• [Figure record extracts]
---*---

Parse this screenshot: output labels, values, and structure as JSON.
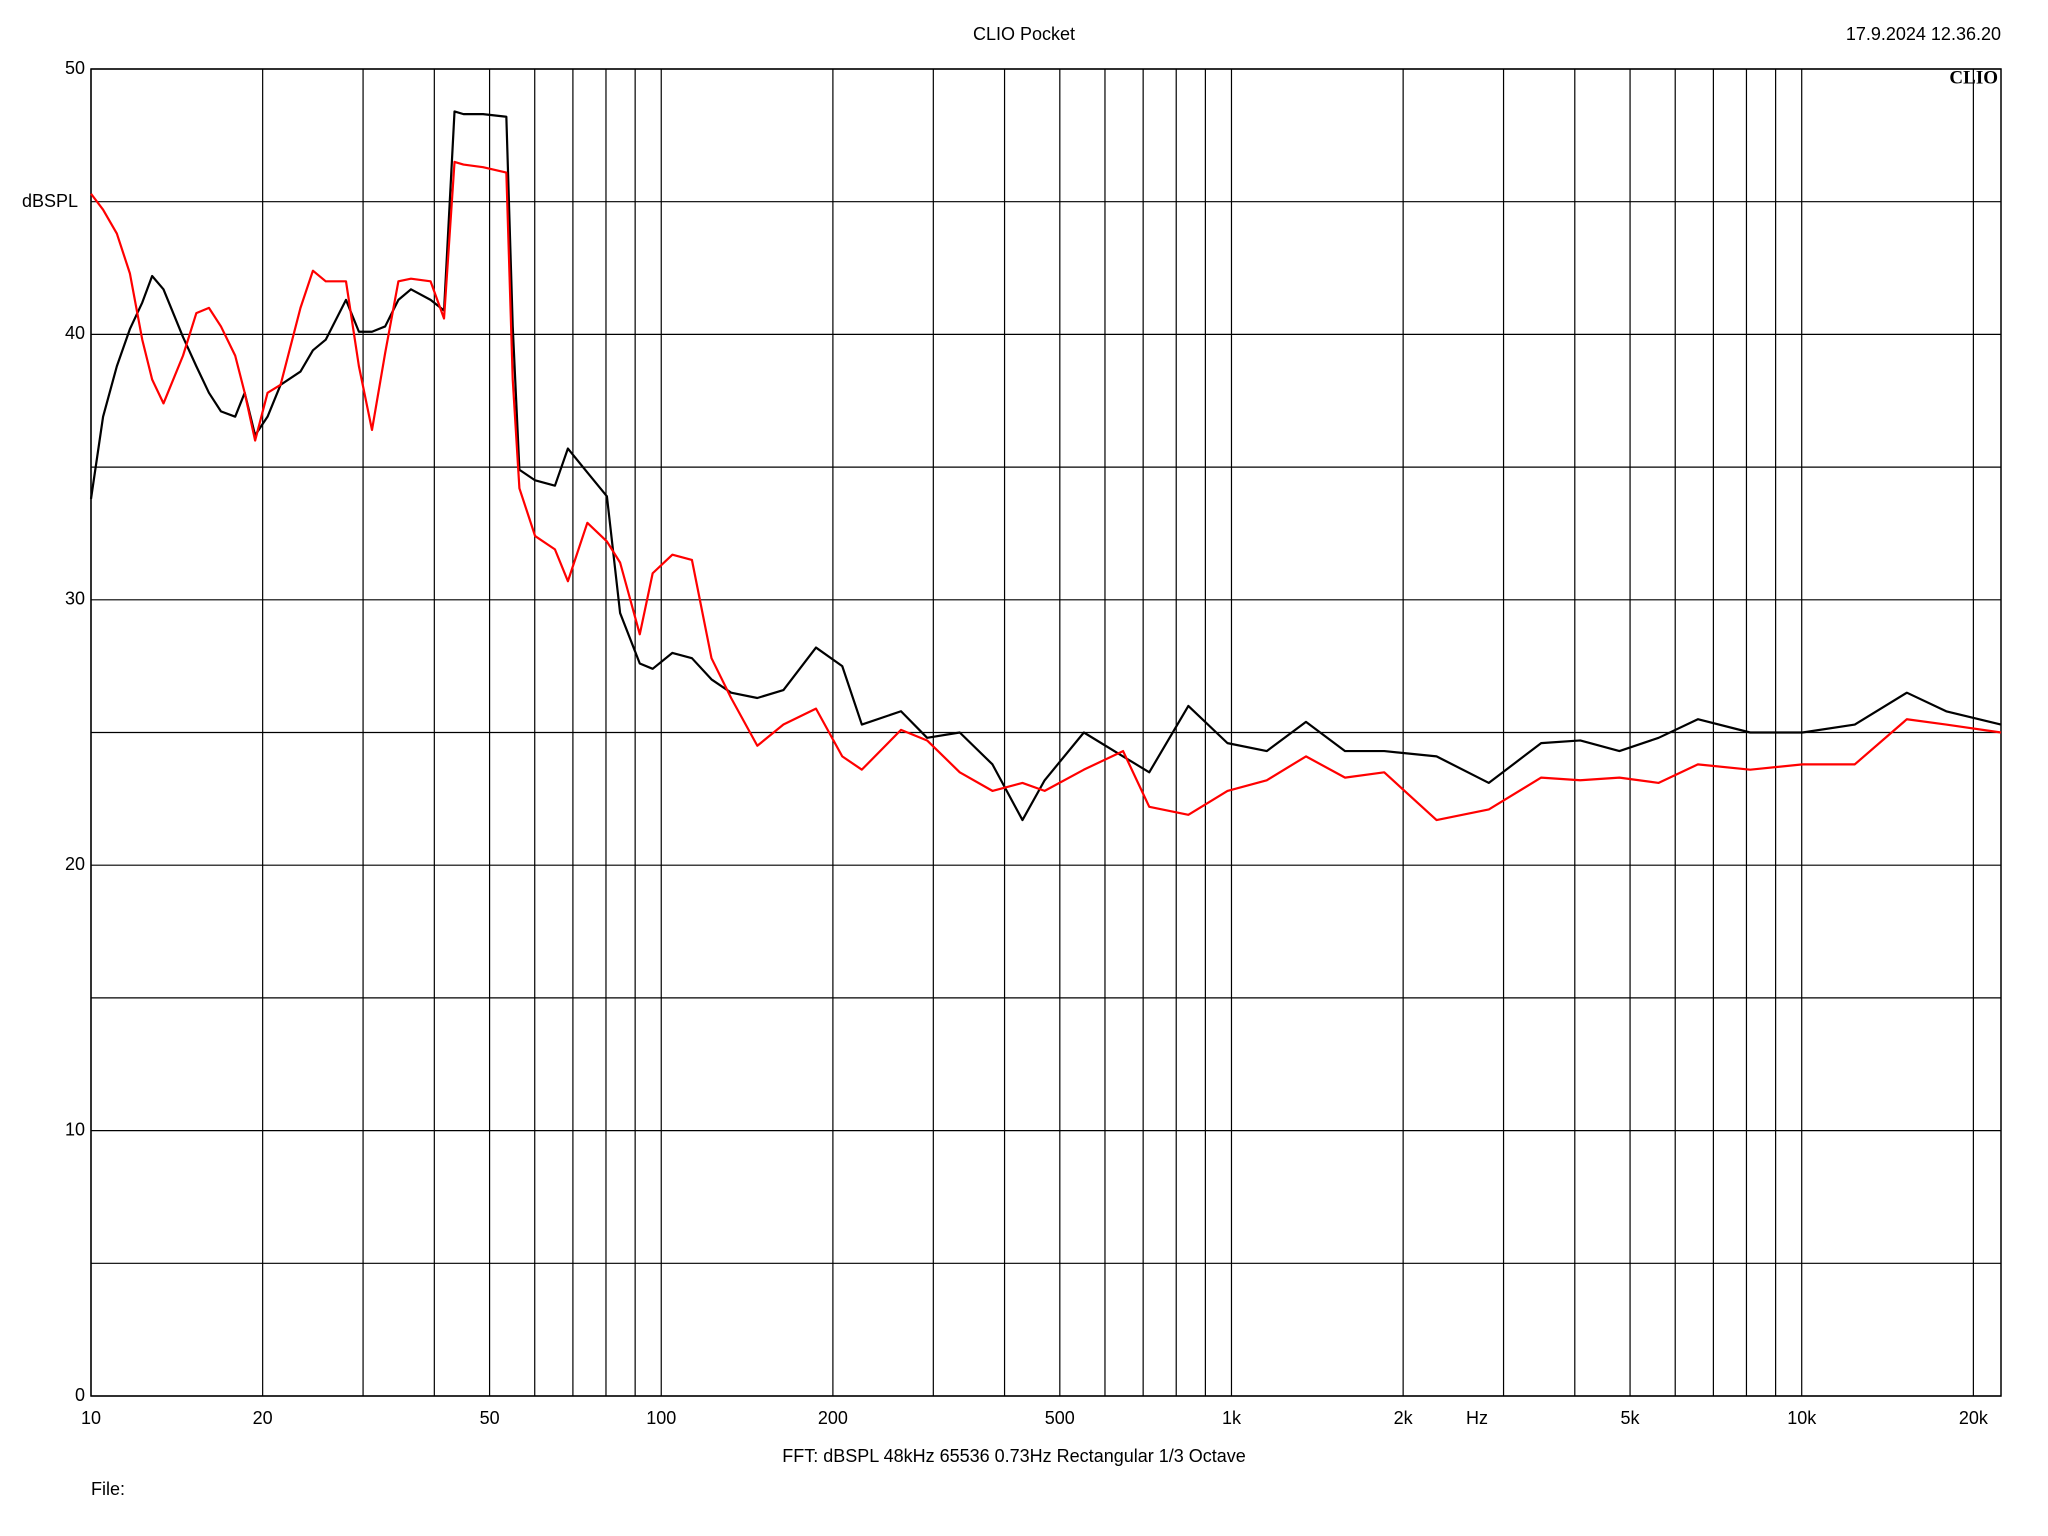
{
  "chart_data": {
    "type": "line",
    "title": "CLIO Pocket",
    "timestamp": "17.9.2024 12.36.20",
    "logo": "CLIO",
    "ylabel": "dBSPL",
    "xlabel": "Hz",
    "footer": "FFT:  dBSPL  48kHz  65536  0.73Hz  Rectangular  1/3 Octave",
    "file_label": "File:",
    "xscale": "log",
    "grid": true,
    "xlim": [
      10,
      22360
    ],
    "ylim": [
      0,
      50
    ],
    "xticks": [
      10,
      20,
      50,
      100,
      200,
      500,
      {
        "value": 1000,
        "label": "1k"
      },
      {
        "value": 2000,
        "label": "2k"
      },
      {
        "value": 5000,
        "label": "5k"
      },
      {
        "value": 10000,
        "label": "10k"
      },
      {
        "value": 20000,
        "label": "20k"
      }
    ],
    "xminor": [
      30,
      40,
      60,
      70,
      80,
      90,
      300,
      400,
      600,
      700,
      800,
      900,
      3000,
      4000,
      6000,
      7000,
      8000,
      9000
    ],
    "yticks": [
      0,
      10,
      20,
      30,
      40,
      50
    ],
    "yminor": [
      5,
      15,
      25,
      35,
      45
    ],
    "x": [
      10,
      10.5,
      11.1,
      11.7,
      12.3,
      12.8,
      13.4,
      14.5,
      15.3,
      16.1,
      16.9,
      17.9,
      18.6,
      19.4,
      20.4,
      21.5,
      23.3,
      24.5,
      25.8,
      28.0,
      29.5,
      31.1,
      32.8,
      34.6,
      36.4,
      39.4,
      41.6,
      43.4,
      45.0,
      48.7,
      53.5,
      54.9,
      56.4,
      60.1,
      65.1,
      68.6,
      74.2,
      80.3,
      84.7,
      91.7,
      96.6,
      104.6,
      113.2,
      122.5,
      132.6,
      147.4,
      163.8,
      186.8,
      207.7,
      224.8,
      263.3,
      292.6,
      333.8,
      380.9,
      430,
      470.3,
      551,
      645.5,
      717.5,
      840.2,
      984,
      1153,
      1351,
      1582,
      1853,
      2289,
      2827,
      3492,
      4089,
      4790,
      5612,
      6575,
      8121,
      10030,
      12390,
      15290,
      17920,
      22360
    ],
    "series": [
      {
        "name": "Black trace",
        "color": "#000000",
        "values": [
          33.8,
          36.9,
          38.8,
          40.2,
          41.2,
          42.2,
          41.7,
          39.9,
          38.8,
          37.8,
          37.1,
          36.9,
          37.8,
          36.2,
          36.9,
          38.1,
          38.6,
          39.4,
          39.8,
          41.3,
          40.1,
          40.1,
          40.3,
          41.3,
          41.7,
          41.3,
          40.9,
          48.4,
          48.3,
          48.3,
          48.2,
          40.3,
          34.9,
          34.5,
          34.3,
          35.7,
          34.8,
          33.9,
          29.5,
          27.6,
          27.4,
          28.0,
          27.8,
          27.0,
          26.5,
          26.3,
          26.6,
          28.2,
          27.5,
          25.3,
          25.8,
          24.8,
          25.0,
          23.8,
          21.7,
          23.2,
          25.0,
          24.1,
          23.5,
          26.0,
          24.6,
          24.3,
          25.4,
          24.3,
          24.3,
          24.1,
          23.1,
          24.6,
          24.7,
          24.3,
          24.8,
          25.5,
          25.0,
          25.0,
          25.3,
          26.5,
          25.8,
          25.3
        ]
      },
      {
        "name": "Red trace",
        "color": "#ff0000",
        "values": [
          45.3,
          44.7,
          43.8,
          42.3,
          39.8,
          38.3,
          37.4,
          39.2,
          40.8,
          41.0,
          40.3,
          39.2,
          37.8,
          36.0,
          37.8,
          38.1,
          41.0,
          42.4,
          42.0,
          42.0,
          38.8,
          36.4,
          39.3,
          42.0,
          42.1,
          42.0,
          40.6,
          46.5,
          46.4,
          46.3,
          46.1,
          38.3,
          34.2,
          32.4,
          31.9,
          30.7,
          32.9,
          32.2,
          31.4,
          28.7,
          31.0,
          31.7,
          31.5,
          27.8,
          26.3,
          24.5,
          25.3,
          25.9,
          24.1,
          23.6,
          25.1,
          24.7,
          23.5,
          22.8,
          23.1,
          22.8,
          23.6,
          24.3,
          22.2,
          21.9,
          22.8,
          23.2,
          24.1,
          23.3,
          23.5,
          21.7,
          22.1,
          23.3,
          23.2,
          23.3,
          23.1,
          23.8,
          23.6,
          23.8,
          23.8,
          25.5,
          25.3,
          25.0
        ]
      }
    ]
  }
}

---*---

• [Direction] Exclude the images, then output the data above word for word.

• [Output of the task]
Parse this screenshot: output labels, values, and structure as JSON.
{
  "chart_data": {
    "type": "line",
    "title": "CLIO Pocket",
    "timestamp": "17.9.2024 12.36.20",
    "logo": "CLIO",
    "ylabel": "dBSPL",
    "xlabel": "Hz",
    "footer": "FFT:  dBSPL  48kHz  65536  0.73Hz  Rectangular  1/3 Octave",
    "file_label": "File:",
    "xscale": "log",
    "grid": true,
    "xlim": [
      10,
      22360
    ],
    "ylim": [
      0,
      50
    ],
    "xticks": [
      10,
      20,
      50,
      100,
      200,
      500,
      {
        "value": 1000,
        "label": "1k"
      },
      {
        "value": 2000,
        "label": "2k"
      },
      {
        "value": 5000,
        "label": "5k"
      },
      {
        "value": 10000,
        "label": "10k"
      },
      {
        "value": 20000,
        "label": "20k"
      }
    ],
    "xminor": [
      30,
      40,
      60,
      70,
      80,
      90,
      300,
      400,
      600,
      700,
      800,
      900,
      3000,
      4000,
      6000,
      7000,
      8000,
      9000
    ],
    "yticks": [
      0,
      10,
      20,
      30,
      40,
      50
    ],
    "yminor": [
      5,
      15,
      25,
      35,
      45
    ],
    "x": [
      10,
      10.5,
      11.1,
      11.7,
      12.3,
      12.8,
      13.4,
      14.5,
      15.3,
      16.1,
      16.9,
      17.9,
      18.6,
      19.4,
      20.4,
      21.5,
      23.3,
      24.5,
      25.8,
      28.0,
      29.5,
      31.1,
      32.8,
      34.6,
      36.4,
      39.4,
      41.6,
      43.4,
      45.0,
      48.7,
      53.5,
      54.9,
      56.4,
      60.1,
      65.1,
      68.6,
      74.2,
      80.3,
      84.7,
      91.7,
      96.6,
      104.6,
      113.2,
      122.5,
      132.6,
      147.4,
      163.8,
      186.8,
      207.7,
      224.8,
      263.3,
      292.6,
      333.8,
      380.9,
      430,
      470.3,
      551,
      645.5,
      717.5,
      840.2,
      984,
      1153,
      1351,
      1582,
      1853,
      2289,
      2827,
      3492,
      4089,
      4790,
      5612,
      6575,
      8121,
      10030,
      12390,
      15290,
      17920,
      22360
    ],
    "series": [
      {
        "name": "Black trace",
        "color": "#000000",
        "values": [
          33.8,
          36.9,
          38.8,
          40.2,
          41.2,
          42.2,
          41.7,
          39.9,
          38.8,
          37.8,
          37.1,
          36.9,
          37.8,
          36.2,
          36.9,
          38.1,
          38.6,
          39.4,
          39.8,
          41.3,
          40.1,
          40.1,
          40.3,
          41.3,
          41.7,
          41.3,
          40.9,
          48.4,
          48.3,
          48.3,
          48.2,
          40.3,
          34.9,
          34.5,
          34.3,
          35.7,
          34.8,
          33.9,
          29.5,
          27.6,
          27.4,
          28.0,
          27.8,
          27.0,
          26.5,
          26.3,
          26.6,
          28.2,
          27.5,
          25.3,
          25.8,
          24.8,
          25.0,
          23.8,
          21.7,
          23.2,
          25.0,
          24.1,
          23.5,
          26.0,
          24.6,
          24.3,
          25.4,
          24.3,
          24.3,
          24.1,
          23.1,
          24.6,
          24.7,
          24.3,
          24.8,
          25.5,
          25.0,
          25.0,
          25.3,
          26.5,
          25.8,
          25.3
        ]
      },
      {
        "name": "Red trace",
        "color": "#ff0000",
        "values": [
          45.3,
          44.7,
          43.8,
          42.3,
          39.8,
          38.3,
          37.4,
          39.2,
          40.8,
          41.0,
          40.3,
          39.2,
          37.8,
          36.0,
          37.8,
          38.1,
          41.0,
          42.4,
          42.0,
          42.0,
          38.8,
          36.4,
          39.3,
          42.0,
          42.1,
          42.0,
          40.6,
          46.5,
          46.4,
          46.3,
          46.1,
          38.3,
          34.2,
          32.4,
          31.9,
          30.7,
          32.9,
          32.2,
          31.4,
          28.7,
          31.0,
          31.7,
          31.5,
          27.8,
          26.3,
          24.5,
          25.3,
          25.9,
          24.1,
          23.6,
          25.1,
          24.7,
          23.5,
          22.8,
          23.1,
          22.8,
          23.6,
          24.3,
          22.2,
          21.9,
          22.8,
          23.2,
          24.1,
          23.3,
          23.5,
          21.7,
          22.1,
          23.3,
          23.2,
          23.3,
          23.1,
          23.8,
          23.6,
          23.8,
          23.8,
          25.5,
          25.3,
          25.0
        ]
      }
    ]
  }
}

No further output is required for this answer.